--- Begin ---

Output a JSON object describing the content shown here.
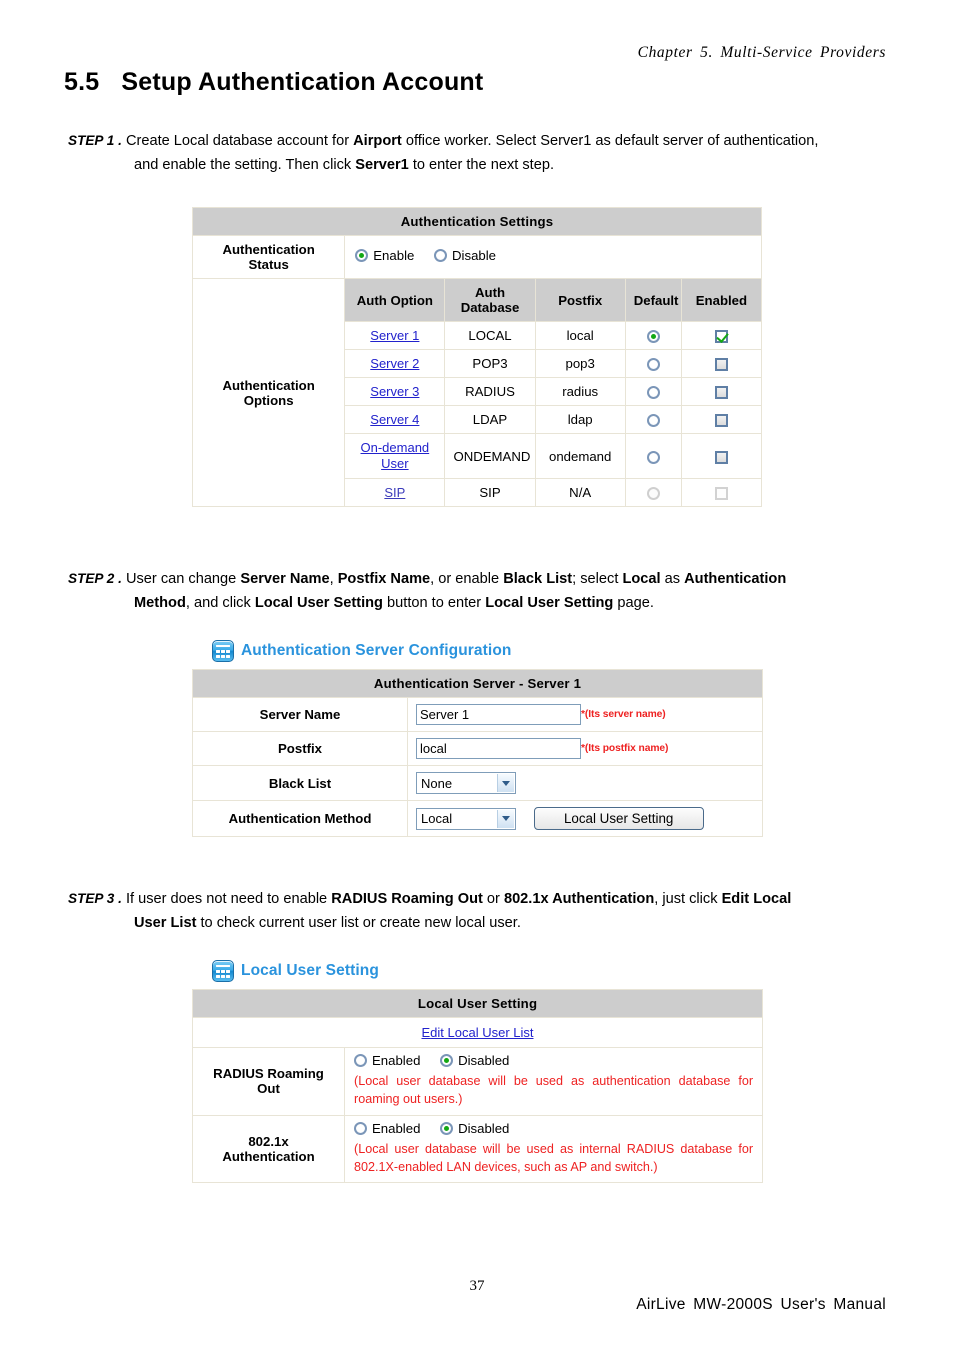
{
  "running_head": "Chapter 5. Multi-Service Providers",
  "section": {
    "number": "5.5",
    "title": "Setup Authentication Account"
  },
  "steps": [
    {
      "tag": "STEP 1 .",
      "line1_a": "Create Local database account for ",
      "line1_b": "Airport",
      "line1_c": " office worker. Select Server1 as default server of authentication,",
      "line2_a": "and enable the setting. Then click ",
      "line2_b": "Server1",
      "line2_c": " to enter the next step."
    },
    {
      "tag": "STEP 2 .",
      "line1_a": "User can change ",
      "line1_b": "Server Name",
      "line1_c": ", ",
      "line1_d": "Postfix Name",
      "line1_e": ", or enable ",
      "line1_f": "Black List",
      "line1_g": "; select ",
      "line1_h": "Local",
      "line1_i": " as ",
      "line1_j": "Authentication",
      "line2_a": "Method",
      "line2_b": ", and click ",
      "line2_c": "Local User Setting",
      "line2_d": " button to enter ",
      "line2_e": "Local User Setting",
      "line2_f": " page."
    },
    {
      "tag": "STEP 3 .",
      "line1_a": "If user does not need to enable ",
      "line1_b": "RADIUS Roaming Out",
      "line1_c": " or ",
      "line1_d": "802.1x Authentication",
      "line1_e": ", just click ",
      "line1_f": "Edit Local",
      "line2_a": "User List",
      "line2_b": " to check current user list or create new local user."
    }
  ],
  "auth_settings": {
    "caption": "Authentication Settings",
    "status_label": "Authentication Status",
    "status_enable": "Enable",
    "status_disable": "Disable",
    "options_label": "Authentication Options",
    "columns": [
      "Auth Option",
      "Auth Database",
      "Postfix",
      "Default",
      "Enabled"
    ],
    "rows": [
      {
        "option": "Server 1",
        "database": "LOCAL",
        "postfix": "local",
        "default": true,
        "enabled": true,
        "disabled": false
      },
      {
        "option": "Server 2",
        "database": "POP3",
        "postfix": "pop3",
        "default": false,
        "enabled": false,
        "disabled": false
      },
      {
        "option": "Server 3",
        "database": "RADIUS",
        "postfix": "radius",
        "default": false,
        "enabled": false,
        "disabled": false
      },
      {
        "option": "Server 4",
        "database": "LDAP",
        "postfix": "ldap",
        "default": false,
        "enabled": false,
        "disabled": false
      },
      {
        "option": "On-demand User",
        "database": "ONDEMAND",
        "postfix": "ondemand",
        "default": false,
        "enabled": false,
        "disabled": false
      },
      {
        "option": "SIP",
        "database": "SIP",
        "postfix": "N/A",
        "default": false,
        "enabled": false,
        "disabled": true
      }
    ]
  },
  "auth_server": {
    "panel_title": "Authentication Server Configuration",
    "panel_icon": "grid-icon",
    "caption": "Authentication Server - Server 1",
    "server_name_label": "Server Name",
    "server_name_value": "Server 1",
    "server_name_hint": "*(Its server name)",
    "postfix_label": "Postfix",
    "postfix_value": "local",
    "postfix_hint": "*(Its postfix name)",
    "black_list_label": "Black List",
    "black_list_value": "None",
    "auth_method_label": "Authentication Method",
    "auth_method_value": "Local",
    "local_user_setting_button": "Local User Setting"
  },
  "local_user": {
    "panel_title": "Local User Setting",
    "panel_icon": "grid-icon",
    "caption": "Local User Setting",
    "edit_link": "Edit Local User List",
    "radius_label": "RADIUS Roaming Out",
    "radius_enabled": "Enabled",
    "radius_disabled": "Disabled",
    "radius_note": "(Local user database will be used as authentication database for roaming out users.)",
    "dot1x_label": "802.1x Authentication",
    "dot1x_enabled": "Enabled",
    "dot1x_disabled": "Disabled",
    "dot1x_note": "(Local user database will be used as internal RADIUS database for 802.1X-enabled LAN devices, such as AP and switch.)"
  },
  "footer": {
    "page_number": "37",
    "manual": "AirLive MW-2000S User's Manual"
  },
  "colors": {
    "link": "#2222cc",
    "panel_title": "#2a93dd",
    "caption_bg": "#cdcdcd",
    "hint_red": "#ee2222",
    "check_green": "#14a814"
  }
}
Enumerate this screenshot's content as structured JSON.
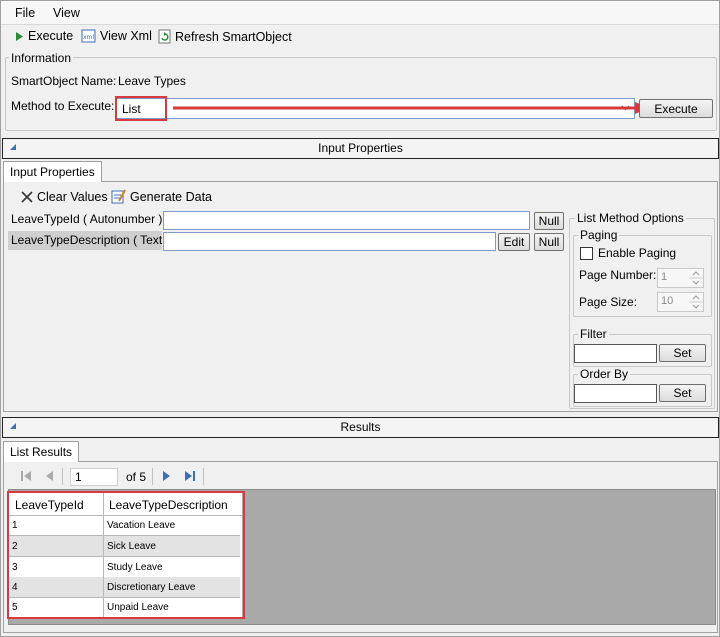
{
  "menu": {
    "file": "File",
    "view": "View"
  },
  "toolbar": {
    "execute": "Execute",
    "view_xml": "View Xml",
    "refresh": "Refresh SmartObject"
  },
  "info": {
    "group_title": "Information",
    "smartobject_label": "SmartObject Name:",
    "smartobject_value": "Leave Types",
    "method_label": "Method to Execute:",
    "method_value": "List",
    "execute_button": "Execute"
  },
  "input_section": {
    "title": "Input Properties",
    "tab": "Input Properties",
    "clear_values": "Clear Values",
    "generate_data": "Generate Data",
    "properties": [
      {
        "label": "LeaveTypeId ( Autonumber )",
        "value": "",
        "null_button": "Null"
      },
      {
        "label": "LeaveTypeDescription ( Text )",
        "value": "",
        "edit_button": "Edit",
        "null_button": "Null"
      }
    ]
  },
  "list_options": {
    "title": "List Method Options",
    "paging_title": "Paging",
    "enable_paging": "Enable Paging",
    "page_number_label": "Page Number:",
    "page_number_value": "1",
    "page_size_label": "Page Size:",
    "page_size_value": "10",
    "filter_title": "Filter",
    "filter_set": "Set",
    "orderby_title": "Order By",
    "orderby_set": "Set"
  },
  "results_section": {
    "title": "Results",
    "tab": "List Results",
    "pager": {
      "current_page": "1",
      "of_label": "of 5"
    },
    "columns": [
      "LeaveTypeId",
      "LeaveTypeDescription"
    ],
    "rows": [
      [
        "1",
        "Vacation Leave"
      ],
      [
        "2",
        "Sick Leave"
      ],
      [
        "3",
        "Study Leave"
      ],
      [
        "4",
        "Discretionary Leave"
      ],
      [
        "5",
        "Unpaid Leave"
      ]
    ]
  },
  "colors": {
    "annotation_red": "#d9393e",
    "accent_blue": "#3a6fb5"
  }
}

--- End ---

▶ _The problem_:
Gather and copy every line of the data in which the string "will" is found.

▶ _Full solution_:
    "radius_note": "(Local user database will be used as authentication database for roaming out users.)",
    "dot1x_note": "(Local user database will be used as internal RADIUS database for 802.1X-enabled LAN devices, such as AP and switch.)"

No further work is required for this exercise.